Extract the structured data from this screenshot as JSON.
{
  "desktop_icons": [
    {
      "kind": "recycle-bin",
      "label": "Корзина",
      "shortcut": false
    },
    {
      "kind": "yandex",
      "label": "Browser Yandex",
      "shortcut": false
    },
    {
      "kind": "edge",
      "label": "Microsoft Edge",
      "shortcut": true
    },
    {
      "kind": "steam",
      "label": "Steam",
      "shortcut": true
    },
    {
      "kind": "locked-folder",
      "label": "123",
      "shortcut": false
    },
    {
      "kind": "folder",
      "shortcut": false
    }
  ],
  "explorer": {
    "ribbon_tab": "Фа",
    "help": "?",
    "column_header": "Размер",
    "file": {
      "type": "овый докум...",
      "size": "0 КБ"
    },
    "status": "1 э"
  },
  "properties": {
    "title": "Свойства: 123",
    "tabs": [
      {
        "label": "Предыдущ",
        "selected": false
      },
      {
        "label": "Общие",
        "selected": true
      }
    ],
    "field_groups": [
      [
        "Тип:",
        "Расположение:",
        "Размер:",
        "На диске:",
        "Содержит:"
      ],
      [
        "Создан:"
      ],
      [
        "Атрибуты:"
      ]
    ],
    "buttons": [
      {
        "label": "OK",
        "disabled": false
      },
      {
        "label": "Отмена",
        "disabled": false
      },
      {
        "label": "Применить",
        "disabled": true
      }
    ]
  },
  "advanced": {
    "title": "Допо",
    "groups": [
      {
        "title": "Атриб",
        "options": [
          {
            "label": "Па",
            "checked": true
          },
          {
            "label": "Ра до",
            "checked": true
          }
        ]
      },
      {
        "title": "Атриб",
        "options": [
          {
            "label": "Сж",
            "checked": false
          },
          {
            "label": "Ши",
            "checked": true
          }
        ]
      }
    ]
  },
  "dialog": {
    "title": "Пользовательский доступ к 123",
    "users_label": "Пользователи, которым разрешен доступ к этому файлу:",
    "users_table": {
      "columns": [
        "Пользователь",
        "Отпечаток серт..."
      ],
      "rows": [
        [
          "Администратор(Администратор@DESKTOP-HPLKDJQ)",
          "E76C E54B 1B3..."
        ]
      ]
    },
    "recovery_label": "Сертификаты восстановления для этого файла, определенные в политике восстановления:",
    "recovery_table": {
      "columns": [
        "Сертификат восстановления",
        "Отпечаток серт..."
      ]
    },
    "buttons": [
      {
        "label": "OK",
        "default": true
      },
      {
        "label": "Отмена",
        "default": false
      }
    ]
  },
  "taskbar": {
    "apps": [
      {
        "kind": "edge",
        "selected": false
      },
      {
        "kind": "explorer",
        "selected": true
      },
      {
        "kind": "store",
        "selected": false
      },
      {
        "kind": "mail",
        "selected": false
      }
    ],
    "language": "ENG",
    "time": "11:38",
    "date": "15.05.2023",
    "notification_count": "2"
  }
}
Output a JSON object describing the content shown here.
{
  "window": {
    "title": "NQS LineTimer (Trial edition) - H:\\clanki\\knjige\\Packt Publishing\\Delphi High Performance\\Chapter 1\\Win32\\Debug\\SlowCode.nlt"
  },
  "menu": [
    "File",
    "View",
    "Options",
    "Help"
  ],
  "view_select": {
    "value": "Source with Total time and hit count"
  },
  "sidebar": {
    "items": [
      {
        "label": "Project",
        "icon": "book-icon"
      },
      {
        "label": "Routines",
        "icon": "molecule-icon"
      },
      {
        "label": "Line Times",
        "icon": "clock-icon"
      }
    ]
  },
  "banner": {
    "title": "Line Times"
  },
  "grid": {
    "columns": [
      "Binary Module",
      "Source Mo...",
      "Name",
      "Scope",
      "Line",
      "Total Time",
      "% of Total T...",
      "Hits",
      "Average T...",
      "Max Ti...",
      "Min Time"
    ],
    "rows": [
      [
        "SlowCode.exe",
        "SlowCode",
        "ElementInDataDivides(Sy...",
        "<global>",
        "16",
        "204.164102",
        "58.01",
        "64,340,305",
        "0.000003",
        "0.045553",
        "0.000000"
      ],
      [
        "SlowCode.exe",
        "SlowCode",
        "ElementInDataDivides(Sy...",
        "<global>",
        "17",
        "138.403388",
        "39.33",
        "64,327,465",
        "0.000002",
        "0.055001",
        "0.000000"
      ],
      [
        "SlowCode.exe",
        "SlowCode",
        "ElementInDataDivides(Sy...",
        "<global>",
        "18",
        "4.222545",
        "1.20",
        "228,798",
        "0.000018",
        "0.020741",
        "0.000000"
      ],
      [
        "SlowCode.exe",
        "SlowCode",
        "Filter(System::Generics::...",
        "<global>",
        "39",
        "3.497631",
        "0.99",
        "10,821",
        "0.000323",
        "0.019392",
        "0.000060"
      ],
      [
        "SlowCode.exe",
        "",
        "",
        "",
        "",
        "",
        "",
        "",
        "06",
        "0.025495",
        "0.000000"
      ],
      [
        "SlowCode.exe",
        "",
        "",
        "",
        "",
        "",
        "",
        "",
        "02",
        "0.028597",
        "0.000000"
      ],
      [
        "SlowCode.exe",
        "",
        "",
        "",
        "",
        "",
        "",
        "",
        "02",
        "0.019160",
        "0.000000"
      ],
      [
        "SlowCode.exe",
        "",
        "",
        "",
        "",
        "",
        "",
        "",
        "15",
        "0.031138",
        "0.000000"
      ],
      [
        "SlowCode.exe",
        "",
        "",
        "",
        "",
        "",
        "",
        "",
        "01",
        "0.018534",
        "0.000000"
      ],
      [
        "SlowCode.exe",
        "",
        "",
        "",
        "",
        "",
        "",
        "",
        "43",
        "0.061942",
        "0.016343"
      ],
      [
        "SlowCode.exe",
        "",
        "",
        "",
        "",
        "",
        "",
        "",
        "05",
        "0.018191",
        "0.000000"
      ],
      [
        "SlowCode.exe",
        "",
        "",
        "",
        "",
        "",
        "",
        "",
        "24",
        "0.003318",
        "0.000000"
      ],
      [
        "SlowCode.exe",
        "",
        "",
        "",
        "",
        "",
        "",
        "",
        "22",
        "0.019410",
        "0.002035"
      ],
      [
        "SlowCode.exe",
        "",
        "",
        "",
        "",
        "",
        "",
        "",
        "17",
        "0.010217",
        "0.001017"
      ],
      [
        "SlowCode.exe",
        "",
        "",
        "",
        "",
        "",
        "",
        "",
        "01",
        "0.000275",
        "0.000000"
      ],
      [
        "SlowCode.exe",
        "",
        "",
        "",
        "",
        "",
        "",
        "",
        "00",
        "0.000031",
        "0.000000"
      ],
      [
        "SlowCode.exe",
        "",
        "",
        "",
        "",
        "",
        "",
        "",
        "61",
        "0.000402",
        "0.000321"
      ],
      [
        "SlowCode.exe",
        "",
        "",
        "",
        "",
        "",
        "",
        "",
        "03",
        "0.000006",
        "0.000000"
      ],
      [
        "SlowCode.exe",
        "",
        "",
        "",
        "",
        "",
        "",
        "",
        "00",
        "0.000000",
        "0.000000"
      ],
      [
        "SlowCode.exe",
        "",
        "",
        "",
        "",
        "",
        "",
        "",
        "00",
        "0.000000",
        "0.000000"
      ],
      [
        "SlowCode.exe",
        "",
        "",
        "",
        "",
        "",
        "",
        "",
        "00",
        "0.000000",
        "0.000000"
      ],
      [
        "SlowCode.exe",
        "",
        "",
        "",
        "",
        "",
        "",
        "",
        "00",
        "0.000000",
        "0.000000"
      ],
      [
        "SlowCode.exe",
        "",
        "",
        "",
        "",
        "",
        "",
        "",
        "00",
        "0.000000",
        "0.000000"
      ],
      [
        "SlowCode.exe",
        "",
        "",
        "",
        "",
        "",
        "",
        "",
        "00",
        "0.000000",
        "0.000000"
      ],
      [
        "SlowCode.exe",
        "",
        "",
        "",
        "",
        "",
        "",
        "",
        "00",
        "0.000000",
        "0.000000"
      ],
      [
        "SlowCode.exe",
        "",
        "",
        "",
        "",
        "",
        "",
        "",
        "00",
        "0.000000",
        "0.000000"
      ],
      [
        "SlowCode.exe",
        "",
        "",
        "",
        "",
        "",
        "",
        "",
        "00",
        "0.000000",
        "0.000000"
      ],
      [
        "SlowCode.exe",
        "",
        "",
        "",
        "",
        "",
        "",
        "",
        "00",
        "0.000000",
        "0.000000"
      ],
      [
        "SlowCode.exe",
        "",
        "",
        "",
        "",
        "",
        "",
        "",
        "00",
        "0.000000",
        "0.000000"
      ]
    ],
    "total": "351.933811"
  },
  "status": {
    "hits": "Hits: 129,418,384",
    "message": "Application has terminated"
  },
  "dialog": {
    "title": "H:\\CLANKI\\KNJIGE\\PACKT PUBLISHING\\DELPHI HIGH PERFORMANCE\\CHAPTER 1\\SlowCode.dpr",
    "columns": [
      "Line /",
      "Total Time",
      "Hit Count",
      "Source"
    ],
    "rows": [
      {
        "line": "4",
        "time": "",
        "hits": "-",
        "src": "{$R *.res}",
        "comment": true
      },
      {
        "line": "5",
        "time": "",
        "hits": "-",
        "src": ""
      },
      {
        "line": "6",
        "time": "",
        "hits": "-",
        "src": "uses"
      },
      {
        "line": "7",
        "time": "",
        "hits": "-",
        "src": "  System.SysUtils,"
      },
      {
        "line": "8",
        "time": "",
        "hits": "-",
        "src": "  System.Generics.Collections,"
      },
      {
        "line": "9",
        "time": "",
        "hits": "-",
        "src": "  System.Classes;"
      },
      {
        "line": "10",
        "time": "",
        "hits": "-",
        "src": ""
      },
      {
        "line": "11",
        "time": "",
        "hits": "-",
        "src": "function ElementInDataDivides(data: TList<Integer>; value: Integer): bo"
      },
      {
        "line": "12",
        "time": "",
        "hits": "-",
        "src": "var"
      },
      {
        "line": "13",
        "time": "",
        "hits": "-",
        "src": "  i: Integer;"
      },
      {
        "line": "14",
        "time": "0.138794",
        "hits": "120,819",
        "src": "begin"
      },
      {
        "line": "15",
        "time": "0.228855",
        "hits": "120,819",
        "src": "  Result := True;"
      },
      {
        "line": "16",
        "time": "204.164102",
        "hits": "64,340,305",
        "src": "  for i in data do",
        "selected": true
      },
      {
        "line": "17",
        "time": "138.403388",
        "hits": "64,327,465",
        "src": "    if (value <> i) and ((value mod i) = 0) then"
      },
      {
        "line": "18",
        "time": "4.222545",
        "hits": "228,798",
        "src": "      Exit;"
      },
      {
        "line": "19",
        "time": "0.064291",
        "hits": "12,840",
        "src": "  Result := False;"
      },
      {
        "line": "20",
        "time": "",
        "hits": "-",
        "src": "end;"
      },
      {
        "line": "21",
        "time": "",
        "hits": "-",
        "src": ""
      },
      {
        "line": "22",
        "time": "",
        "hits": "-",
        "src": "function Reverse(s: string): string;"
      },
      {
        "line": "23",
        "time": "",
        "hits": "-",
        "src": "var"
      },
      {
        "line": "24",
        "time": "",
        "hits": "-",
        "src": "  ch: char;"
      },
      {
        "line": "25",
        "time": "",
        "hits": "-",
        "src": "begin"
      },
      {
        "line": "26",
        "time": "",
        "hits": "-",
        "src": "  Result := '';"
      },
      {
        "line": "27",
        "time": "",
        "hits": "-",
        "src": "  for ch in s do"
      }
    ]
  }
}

-- -- --

Task instructions |
Your task is to collect every line above that contains the word "Generics".

Solution to this problem |
        "Filter(System::Generics::...",
        "src": "  System.Generics.Collections,"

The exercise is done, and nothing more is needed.